▶ **GOAL OF THE EXERCISE**: Identify the lines holding "content" and copy them.

──────── RECORD EXCERPTS

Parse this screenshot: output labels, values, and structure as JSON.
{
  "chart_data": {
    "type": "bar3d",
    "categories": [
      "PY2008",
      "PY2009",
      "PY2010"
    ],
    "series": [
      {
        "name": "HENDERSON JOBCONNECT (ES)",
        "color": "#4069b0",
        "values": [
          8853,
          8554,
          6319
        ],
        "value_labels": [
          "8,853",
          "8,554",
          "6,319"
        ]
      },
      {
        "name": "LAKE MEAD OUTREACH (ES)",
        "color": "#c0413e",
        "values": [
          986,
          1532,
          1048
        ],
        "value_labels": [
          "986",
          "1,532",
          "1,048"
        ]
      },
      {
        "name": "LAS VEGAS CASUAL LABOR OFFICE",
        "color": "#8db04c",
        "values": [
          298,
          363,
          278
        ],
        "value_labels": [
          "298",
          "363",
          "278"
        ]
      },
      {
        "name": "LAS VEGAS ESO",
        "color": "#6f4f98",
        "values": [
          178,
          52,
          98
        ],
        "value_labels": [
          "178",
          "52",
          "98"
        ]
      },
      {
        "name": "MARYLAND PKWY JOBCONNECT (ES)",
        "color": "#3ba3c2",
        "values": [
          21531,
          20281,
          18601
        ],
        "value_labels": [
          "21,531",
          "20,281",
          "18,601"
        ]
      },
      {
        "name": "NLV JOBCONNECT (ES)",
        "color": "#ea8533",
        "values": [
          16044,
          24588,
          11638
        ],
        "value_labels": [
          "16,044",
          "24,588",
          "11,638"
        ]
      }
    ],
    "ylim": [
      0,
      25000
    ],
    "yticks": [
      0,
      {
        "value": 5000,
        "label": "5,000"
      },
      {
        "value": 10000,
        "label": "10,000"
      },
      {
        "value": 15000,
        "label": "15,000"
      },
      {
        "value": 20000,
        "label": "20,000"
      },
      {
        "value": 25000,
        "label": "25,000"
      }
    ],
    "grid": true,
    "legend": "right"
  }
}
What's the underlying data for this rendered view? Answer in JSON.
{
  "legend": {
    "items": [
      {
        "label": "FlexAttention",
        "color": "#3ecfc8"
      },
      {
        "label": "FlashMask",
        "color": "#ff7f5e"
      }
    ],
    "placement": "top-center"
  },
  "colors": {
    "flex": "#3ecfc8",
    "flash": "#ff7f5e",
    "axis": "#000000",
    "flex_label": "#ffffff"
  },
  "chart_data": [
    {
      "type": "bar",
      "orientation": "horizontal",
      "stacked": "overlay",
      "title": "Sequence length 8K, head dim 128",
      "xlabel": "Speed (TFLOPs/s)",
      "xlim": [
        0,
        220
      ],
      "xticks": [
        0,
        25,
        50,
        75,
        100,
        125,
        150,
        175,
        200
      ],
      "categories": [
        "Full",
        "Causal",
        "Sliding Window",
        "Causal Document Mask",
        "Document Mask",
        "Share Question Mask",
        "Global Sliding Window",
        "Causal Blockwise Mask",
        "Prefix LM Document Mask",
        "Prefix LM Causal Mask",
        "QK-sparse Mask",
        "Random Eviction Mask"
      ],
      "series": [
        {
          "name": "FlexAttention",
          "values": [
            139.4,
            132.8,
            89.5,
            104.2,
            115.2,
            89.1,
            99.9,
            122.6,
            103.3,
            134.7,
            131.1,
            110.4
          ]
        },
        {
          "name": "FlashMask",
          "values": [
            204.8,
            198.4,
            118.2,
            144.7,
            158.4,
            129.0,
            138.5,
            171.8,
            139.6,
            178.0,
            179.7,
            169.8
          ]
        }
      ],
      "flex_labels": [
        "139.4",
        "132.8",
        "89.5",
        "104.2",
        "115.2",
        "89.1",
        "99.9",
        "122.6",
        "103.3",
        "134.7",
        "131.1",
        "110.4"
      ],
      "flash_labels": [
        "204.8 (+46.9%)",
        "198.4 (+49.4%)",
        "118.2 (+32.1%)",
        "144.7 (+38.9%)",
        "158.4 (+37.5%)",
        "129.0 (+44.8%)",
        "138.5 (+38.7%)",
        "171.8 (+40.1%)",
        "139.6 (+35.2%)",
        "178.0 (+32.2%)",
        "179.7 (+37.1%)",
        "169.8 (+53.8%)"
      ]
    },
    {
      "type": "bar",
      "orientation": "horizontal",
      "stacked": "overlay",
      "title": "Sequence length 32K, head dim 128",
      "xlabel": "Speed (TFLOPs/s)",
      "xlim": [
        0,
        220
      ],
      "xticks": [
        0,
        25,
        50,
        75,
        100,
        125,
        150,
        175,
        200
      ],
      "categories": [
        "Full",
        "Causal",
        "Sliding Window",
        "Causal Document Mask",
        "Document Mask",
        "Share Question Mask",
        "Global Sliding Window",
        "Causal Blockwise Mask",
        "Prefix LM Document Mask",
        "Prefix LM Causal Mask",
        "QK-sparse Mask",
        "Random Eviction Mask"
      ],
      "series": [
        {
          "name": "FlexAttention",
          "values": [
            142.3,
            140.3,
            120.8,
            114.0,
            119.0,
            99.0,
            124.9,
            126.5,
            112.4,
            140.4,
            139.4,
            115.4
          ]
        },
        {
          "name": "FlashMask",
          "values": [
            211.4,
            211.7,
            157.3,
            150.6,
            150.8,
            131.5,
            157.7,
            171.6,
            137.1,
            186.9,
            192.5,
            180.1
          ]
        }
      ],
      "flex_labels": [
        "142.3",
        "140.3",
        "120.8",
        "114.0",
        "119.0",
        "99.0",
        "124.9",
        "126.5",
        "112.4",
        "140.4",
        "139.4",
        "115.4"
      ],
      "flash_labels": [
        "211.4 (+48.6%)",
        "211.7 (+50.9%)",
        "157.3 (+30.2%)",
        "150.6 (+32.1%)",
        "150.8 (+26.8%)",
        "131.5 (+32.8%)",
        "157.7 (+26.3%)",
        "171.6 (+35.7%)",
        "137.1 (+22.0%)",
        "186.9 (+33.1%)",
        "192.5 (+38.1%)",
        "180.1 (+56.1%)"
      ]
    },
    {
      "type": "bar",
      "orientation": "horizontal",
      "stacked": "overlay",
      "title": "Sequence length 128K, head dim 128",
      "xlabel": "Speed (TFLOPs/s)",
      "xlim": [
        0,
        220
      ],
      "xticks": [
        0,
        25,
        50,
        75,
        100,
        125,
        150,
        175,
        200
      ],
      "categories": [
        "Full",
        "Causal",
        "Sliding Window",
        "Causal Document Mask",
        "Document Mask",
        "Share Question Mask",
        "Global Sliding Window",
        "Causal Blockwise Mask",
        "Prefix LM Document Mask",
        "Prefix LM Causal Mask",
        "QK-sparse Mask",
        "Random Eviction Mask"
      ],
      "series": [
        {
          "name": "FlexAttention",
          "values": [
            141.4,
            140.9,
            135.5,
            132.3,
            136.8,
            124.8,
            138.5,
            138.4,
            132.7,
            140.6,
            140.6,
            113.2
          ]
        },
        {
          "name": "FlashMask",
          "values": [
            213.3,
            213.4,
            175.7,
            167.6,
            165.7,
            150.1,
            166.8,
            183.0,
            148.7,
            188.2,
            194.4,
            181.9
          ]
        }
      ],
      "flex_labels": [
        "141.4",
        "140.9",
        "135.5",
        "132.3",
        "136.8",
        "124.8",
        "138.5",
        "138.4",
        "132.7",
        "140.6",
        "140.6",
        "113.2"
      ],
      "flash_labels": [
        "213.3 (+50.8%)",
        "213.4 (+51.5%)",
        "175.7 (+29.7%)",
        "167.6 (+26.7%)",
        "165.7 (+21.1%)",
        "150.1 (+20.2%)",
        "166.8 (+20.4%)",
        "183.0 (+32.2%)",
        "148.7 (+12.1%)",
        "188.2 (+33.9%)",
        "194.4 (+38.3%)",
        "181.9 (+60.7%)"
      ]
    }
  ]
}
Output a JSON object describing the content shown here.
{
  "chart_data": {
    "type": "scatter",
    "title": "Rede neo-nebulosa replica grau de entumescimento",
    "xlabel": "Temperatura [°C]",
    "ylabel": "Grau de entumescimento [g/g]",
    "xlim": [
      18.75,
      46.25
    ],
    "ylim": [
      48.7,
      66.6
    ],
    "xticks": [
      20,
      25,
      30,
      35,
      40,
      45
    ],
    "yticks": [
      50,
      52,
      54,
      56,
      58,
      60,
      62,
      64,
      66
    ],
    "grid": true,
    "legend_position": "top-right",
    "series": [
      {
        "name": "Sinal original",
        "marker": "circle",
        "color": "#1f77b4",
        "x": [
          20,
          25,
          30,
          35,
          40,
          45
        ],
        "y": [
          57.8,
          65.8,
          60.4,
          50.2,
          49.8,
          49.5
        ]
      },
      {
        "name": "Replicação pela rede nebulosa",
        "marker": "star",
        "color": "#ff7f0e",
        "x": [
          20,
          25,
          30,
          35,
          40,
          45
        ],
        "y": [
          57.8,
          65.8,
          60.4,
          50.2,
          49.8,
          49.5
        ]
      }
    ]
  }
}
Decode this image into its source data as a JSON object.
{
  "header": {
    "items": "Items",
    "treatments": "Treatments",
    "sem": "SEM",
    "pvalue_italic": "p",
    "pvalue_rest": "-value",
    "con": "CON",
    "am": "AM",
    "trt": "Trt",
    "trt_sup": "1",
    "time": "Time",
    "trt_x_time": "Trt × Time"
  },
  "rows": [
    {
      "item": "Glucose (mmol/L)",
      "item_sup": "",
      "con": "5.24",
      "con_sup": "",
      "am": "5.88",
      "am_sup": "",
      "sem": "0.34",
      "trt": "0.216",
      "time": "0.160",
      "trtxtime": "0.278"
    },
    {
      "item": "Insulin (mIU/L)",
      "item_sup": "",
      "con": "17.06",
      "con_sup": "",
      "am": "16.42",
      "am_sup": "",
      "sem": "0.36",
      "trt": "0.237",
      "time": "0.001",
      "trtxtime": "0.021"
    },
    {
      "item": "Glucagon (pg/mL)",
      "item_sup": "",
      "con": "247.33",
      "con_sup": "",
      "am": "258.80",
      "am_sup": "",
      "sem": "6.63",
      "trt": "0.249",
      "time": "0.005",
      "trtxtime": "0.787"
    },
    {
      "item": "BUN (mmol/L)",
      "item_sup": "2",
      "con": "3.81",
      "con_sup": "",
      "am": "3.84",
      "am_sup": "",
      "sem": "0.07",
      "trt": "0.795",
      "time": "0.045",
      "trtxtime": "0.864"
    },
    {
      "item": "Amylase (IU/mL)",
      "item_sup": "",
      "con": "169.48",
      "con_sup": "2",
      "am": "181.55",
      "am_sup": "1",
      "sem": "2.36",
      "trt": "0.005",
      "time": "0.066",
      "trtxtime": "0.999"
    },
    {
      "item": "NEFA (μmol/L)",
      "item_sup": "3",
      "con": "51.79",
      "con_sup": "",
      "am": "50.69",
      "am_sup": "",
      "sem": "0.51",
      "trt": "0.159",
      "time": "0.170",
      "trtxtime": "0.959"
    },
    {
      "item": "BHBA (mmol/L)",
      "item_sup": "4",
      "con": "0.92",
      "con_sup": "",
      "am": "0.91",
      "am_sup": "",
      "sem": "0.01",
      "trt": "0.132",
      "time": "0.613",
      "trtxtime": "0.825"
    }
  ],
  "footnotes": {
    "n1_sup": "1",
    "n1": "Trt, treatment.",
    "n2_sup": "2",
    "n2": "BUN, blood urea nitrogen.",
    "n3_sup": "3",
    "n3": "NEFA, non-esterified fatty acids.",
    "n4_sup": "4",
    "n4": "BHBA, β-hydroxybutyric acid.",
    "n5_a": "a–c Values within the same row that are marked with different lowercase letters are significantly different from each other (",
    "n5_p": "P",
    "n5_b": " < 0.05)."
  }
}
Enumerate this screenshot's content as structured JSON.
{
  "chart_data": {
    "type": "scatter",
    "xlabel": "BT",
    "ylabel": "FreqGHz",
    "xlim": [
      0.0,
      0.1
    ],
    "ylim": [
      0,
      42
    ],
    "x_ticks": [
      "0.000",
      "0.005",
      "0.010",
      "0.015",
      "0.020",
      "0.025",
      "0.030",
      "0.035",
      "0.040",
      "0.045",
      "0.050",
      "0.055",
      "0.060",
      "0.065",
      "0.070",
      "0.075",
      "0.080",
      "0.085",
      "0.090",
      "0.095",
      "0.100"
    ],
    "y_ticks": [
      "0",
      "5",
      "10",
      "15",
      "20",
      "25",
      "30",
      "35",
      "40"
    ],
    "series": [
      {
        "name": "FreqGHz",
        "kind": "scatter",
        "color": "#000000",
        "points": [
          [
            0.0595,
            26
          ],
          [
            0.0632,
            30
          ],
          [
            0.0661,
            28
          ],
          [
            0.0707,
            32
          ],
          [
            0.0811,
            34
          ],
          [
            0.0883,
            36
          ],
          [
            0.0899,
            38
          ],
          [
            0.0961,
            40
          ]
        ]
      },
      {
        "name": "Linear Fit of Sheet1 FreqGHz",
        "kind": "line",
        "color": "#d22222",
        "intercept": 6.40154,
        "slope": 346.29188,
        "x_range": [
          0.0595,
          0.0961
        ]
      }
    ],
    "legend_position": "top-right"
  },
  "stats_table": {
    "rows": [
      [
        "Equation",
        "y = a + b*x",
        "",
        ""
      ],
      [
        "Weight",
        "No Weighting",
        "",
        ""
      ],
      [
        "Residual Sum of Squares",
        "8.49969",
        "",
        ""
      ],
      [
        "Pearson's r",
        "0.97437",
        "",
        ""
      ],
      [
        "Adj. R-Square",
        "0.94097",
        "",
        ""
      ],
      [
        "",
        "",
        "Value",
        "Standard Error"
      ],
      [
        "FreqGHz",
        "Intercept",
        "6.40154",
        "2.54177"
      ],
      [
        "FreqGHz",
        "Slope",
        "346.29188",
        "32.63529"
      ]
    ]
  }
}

────────────────

▶ **SOLUTION FOR THIS TASK**:
Output a JSON object describing the content shown here.
Enumerate this screenshot's content as structured JSON.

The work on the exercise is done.